** EXERCISE **
Extract every line where the string "depart" appears.

** START OF ENTRIES SUPPLIED **

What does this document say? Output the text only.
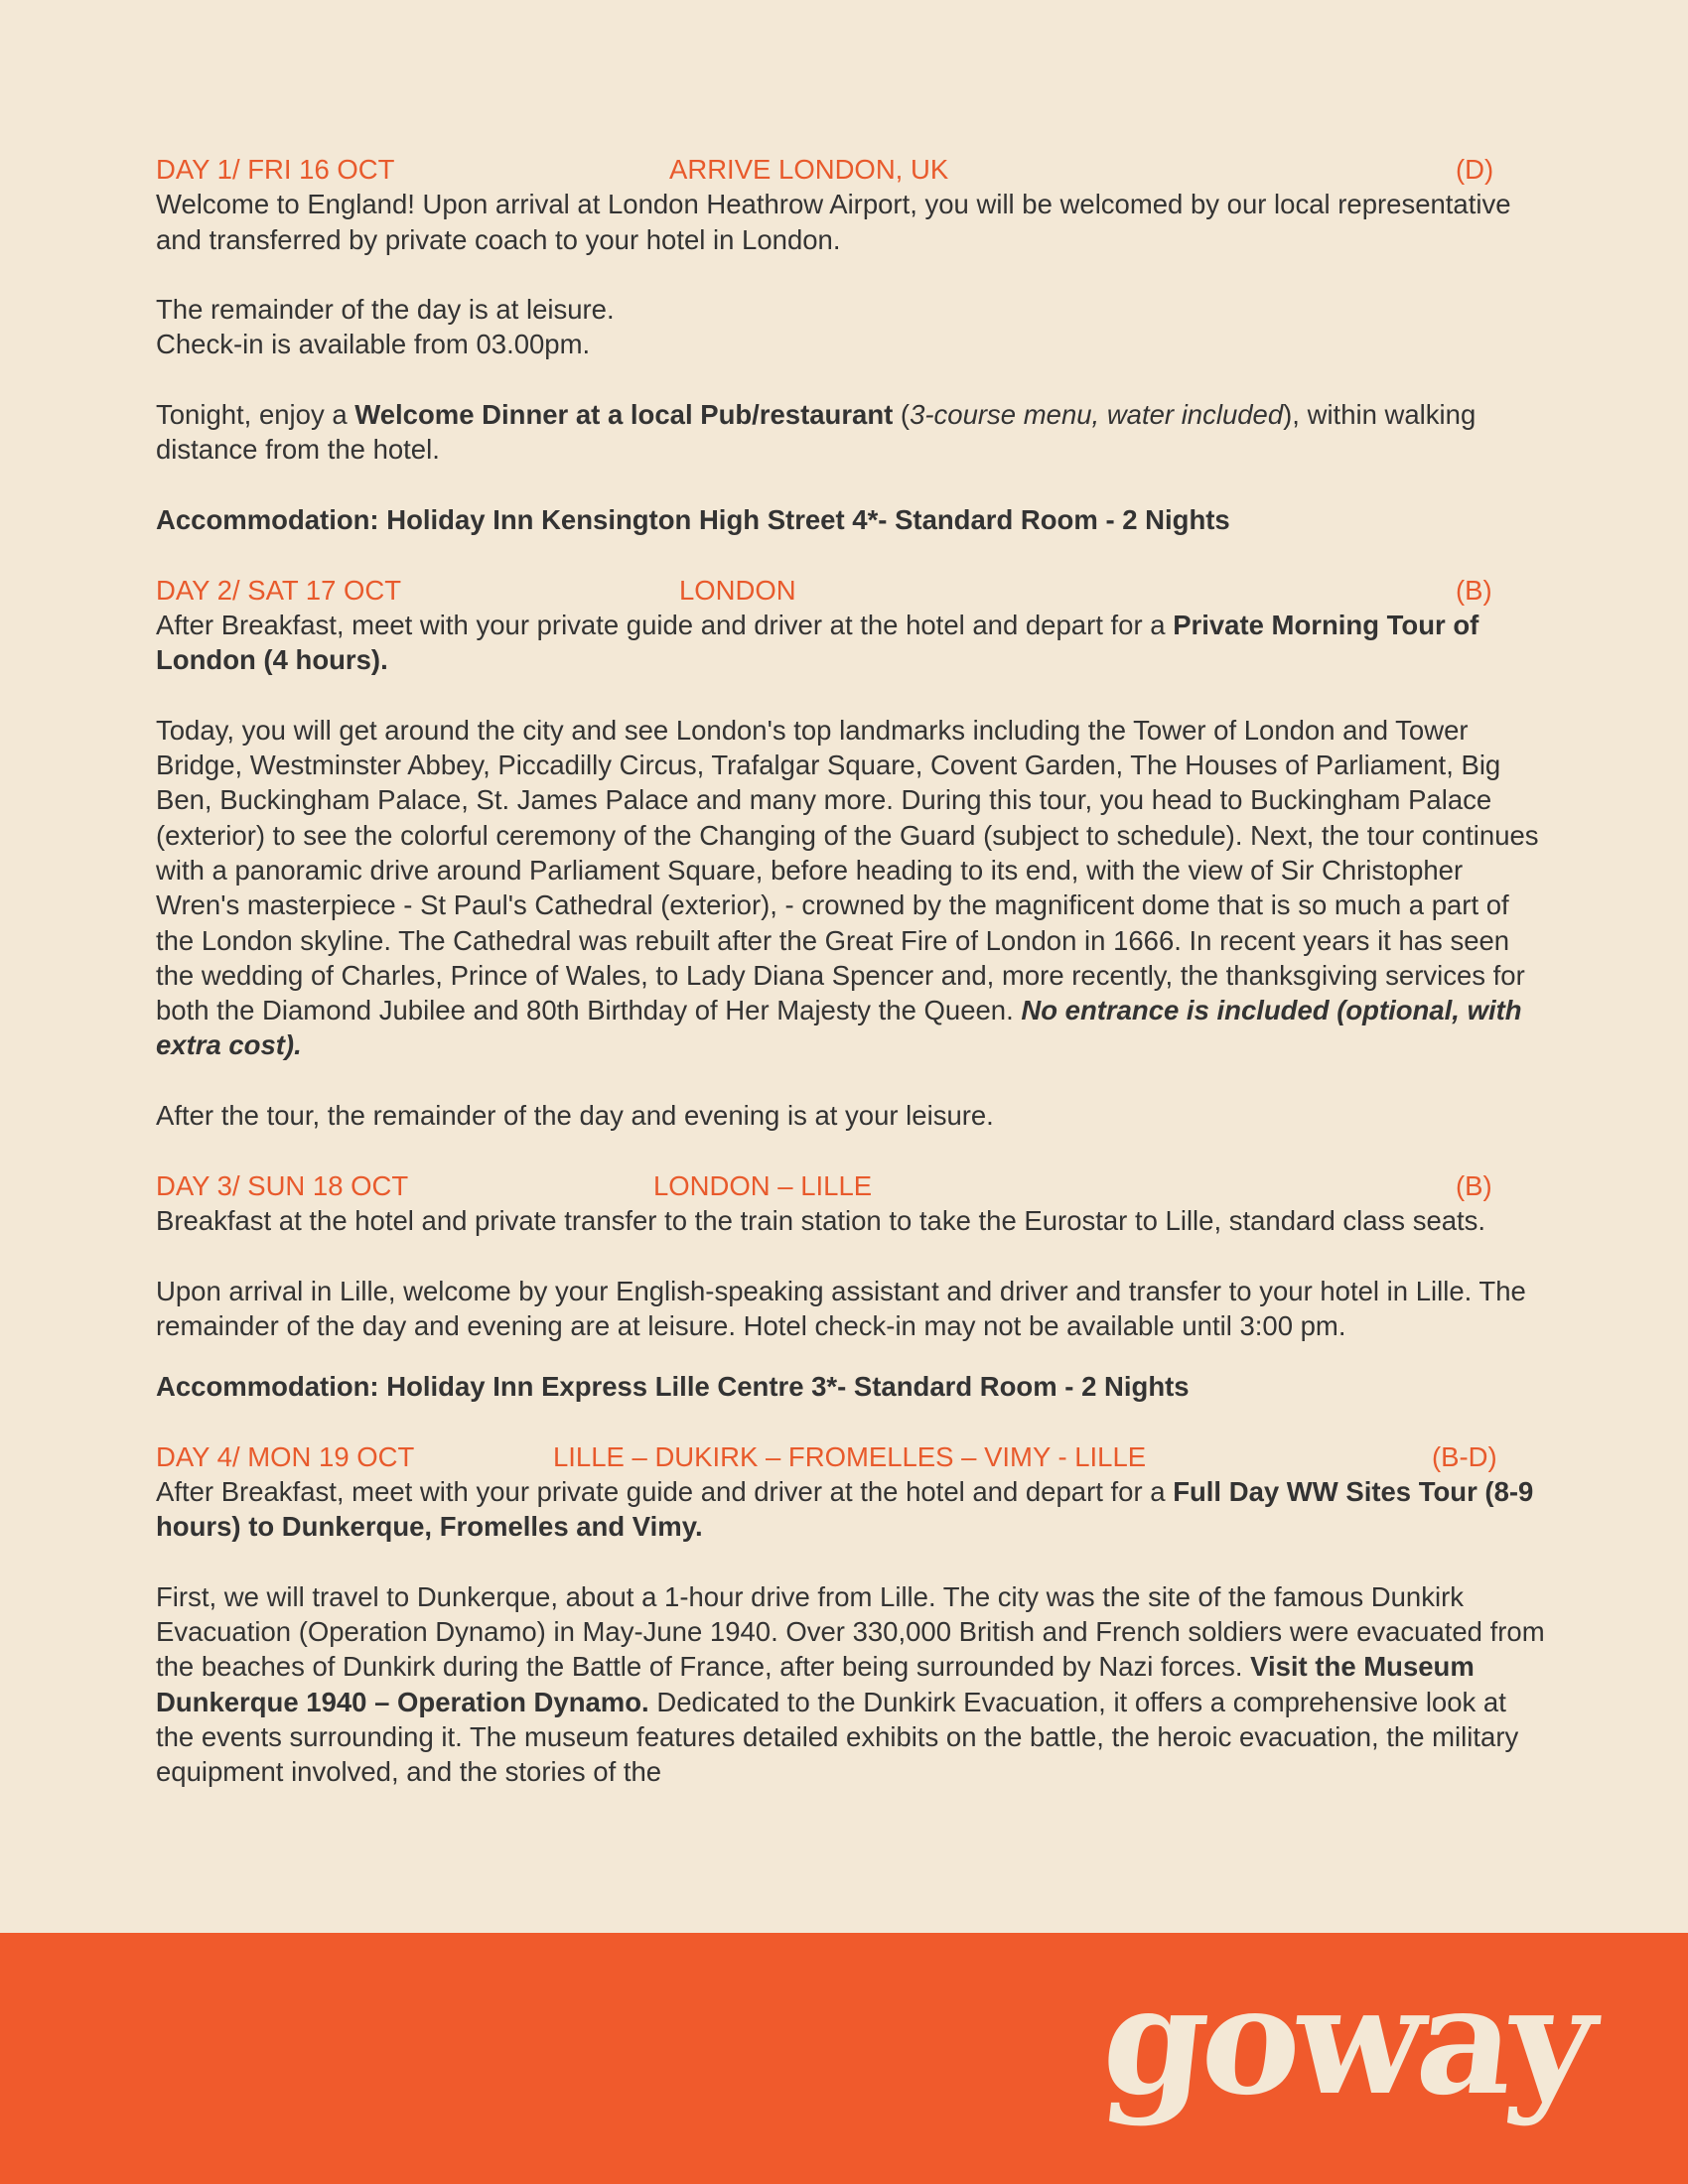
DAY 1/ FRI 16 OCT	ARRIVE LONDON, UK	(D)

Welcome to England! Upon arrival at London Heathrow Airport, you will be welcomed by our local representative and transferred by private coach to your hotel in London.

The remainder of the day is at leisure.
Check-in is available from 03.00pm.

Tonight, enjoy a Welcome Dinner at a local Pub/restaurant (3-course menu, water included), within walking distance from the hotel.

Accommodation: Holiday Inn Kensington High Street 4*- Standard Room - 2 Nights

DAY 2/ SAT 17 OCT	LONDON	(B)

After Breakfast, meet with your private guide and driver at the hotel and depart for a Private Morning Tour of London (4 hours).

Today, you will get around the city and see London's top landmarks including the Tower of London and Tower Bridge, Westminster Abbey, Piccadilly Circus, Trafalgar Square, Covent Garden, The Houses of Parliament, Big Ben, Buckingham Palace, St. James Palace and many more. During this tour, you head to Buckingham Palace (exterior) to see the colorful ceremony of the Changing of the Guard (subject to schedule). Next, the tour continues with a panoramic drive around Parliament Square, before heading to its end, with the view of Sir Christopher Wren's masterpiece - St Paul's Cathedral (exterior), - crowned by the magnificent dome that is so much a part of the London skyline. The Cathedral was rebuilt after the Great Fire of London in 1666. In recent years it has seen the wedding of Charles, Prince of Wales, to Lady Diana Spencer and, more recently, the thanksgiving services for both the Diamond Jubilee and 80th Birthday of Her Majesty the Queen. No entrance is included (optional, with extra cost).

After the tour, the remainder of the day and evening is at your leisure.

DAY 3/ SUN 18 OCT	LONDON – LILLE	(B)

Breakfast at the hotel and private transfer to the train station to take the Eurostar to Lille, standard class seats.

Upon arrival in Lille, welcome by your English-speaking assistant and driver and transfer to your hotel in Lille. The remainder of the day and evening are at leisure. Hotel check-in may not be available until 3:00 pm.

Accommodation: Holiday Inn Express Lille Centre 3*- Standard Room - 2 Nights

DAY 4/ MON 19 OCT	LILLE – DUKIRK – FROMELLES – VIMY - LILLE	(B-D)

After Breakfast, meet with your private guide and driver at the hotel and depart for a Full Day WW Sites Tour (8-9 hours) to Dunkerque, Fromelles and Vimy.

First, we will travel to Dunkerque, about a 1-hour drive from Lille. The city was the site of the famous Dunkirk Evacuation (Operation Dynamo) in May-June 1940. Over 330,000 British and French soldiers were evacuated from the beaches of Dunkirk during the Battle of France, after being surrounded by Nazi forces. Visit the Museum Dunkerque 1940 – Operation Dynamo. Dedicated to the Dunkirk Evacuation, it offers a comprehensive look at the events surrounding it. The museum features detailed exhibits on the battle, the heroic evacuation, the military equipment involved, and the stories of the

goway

** END OF ENTRIES SUPPLIED **
** START OF ENTRIES SUPPLIED **

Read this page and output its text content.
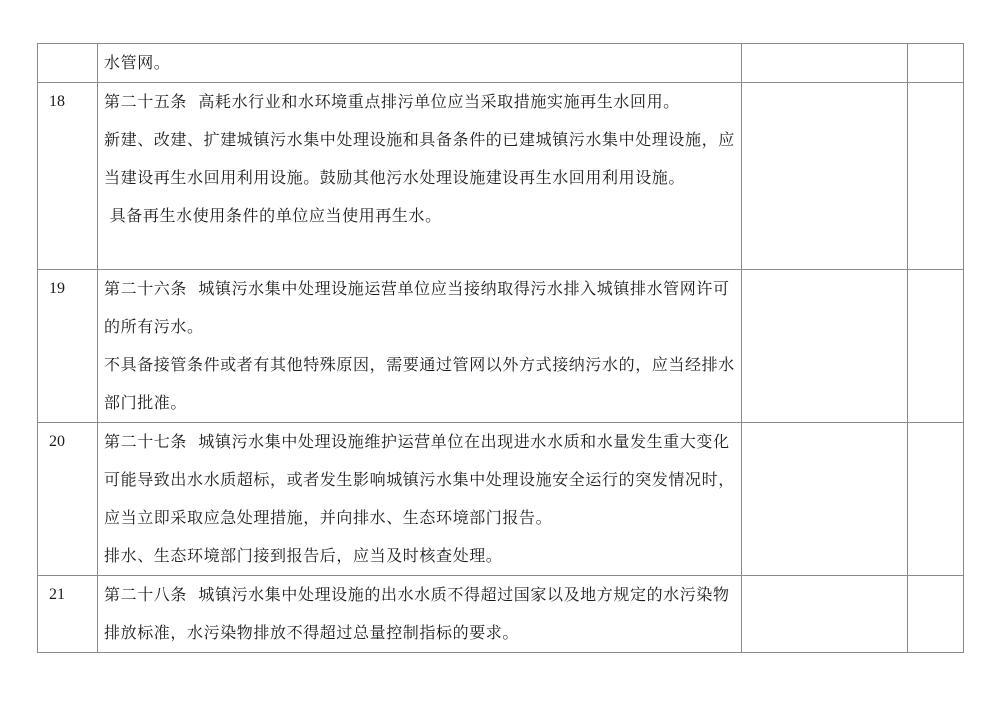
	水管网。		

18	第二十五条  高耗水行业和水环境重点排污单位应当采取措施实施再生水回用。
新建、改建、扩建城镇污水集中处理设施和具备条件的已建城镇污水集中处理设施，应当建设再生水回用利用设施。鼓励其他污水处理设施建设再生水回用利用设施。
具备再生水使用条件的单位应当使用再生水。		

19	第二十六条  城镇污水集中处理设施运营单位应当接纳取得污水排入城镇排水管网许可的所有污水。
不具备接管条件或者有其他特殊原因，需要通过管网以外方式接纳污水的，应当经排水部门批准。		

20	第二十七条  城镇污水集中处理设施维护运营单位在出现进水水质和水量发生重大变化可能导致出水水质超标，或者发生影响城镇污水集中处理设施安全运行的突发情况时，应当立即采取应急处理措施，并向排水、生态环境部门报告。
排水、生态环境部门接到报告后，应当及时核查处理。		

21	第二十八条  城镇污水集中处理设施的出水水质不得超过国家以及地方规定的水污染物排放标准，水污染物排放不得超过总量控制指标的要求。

** END OF ENTRIES SUPPLIED **

** RESULT OF THIS EXERCISE **
After Breakfast, meet with your private guide and driver at the hotel and depart for a Private Morning Tour of London (4 hours).
After Breakfast, meet with your private guide and driver at the hotel and depart for a Full Day WW Sites Tour (8-9 hours) to Dunkerque, Fromelles and Vimy.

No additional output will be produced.